(DIRECTIONS) Every line below should be copied exactly; drop the pictures.

Data entries
=-=-=-=-=

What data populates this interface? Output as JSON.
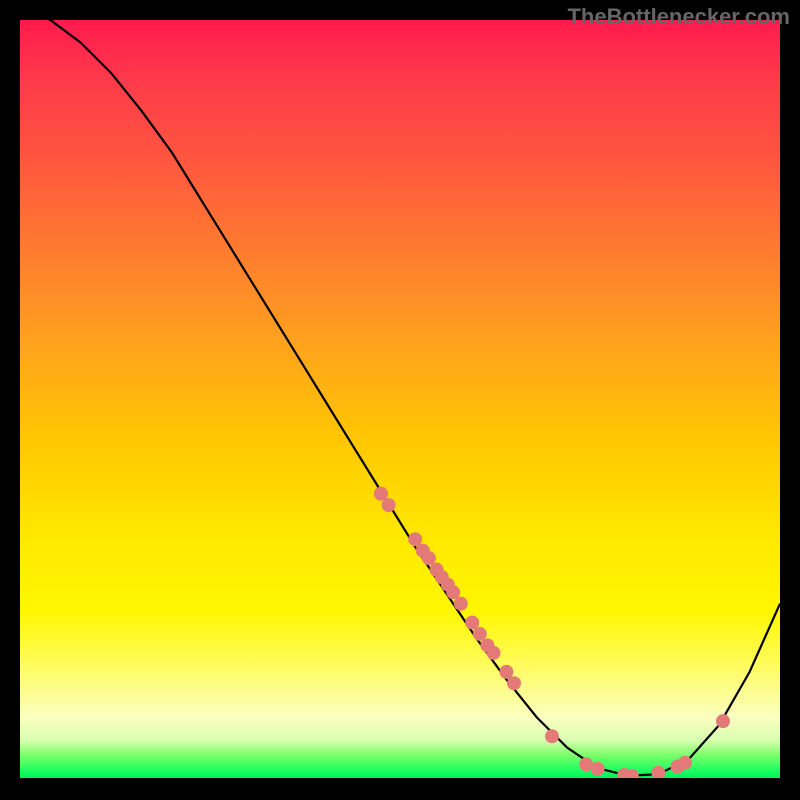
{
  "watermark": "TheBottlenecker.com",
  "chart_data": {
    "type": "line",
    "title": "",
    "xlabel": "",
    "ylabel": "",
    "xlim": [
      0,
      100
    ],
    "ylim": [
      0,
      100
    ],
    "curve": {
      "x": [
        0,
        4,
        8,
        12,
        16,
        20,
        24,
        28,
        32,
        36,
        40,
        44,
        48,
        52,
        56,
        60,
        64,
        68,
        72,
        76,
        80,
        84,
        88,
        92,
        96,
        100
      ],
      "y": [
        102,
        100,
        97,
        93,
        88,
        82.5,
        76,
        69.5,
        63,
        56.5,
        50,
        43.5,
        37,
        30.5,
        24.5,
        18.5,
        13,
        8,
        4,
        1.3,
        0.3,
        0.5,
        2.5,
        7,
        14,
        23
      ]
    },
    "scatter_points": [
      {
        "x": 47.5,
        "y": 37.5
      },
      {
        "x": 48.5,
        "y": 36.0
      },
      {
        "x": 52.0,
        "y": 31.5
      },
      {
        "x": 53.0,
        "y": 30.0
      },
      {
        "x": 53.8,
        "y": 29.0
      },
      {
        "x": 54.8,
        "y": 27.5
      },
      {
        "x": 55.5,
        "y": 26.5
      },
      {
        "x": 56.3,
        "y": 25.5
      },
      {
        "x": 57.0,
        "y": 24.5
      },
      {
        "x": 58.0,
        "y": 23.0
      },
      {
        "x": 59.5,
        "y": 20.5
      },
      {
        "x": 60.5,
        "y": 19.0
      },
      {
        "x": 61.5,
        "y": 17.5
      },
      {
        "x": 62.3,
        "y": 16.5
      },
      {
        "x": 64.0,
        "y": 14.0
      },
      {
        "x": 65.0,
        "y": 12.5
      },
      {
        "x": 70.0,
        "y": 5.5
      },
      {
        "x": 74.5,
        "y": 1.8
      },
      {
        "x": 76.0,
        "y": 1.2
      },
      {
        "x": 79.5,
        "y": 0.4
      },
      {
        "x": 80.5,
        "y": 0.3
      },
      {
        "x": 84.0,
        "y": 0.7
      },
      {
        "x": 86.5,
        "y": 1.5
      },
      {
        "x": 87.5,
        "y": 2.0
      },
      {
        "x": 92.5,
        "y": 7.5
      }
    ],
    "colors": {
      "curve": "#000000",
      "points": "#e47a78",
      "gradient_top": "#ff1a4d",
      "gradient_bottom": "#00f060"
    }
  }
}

=-=-=-=-=

(EXERCISE RESULT)
What data populates this interface? Output as JSON.
{
  "watermark": "TheBottlenecker.com",
  "chart_data": {
    "type": "line",
    "title": "",
    "xlabel": "",
    "ylabel": "",
    "xlim": [
      0,
      100
    ],
    "ylim": [
      0,
      100
    ],
    "curve": {
      "x": [
        0,
        4,
        8,
        12,
        16,
        20,
        24,
        28,
        32,
        36,
        40,
        44,
        48,
        52,
        56,
        60,
        64,
        68,
        72,
        76,
        80,
        84,
        88,
        92,
        96,
        100
      ],
      "y": [
        102,
        100,
        97,
        93,
        88,
        82.5,
        76,
        69.5,
        63,
        56.5,
        50,
        43.5,
        37,
        30.5,
        24.5,
        18.5,
        13,
        8,
        4,
        1.3,
        0.3,
        0.5,
        2.5,
        7,
        14,
        23
      ]
    },
    "scatter_points": [
      {
        "x": 47.5,
        "y": 37.5
      },
      {
        "x": 48.5,
        "y": 36.0
      },
      {
        "x": 52.0,
        "y": 31.5
      },
      {
        "x": 53.0,
        "y": 30.0
      },
      {
        "x": 53.8,
        "y": 29.0
      },
      {
        "x": 54.8,
        "y": 27.5
      },
      {
        "x": 55.5,
        "y": 26.5
      },
      {
        "x": 56.3,
        "y": 25.5
      },
      {
        "x": 57.0,
        "y": 24.5
      },
      {
        "x": 58.0,
        "y": 23.0
      },
      {
        "x": 59.5,
        "y": 20.5
      },
      {
        "x": 60.5,
        "y": 19.0
      },
      {
        "x": 61.5,
        "y": 17.5
      },
      {
        "x": 62.3,
        "y": 16.5
      },
      {
        "x": 64.0,
        "y": 14.0
      },
      {
        "x": 65.0,
        "y": 12.5
      },
      {
        "x": 70.0,
        "y": 5.5
      },
      {
        "x": 74.5,
        "y": 1.8
      },
      {
        "x": 76.0,
        "y": 1.2
      },
      {
        "x": 79.5,
        "y": 0.4
      },
      {
        "x": 80.5,
        "y": 0.3
      },
      {
        "x": 84.0,
        "y": 0.7
      },
      {
        "x": 86.5,
        "y": 1.5
      },
      {
        "x": 87.5,
        "y": 2.0
      },
      {
        "x": 92.5,
        "y": 7.5
      }
    ],
    "colors": {
      "curve": "#000000",
      "points": "#e47a78",
      "gradient_top": "#ff1a4d",
      "gradient_bottom": "#00f060"
    }
  }
}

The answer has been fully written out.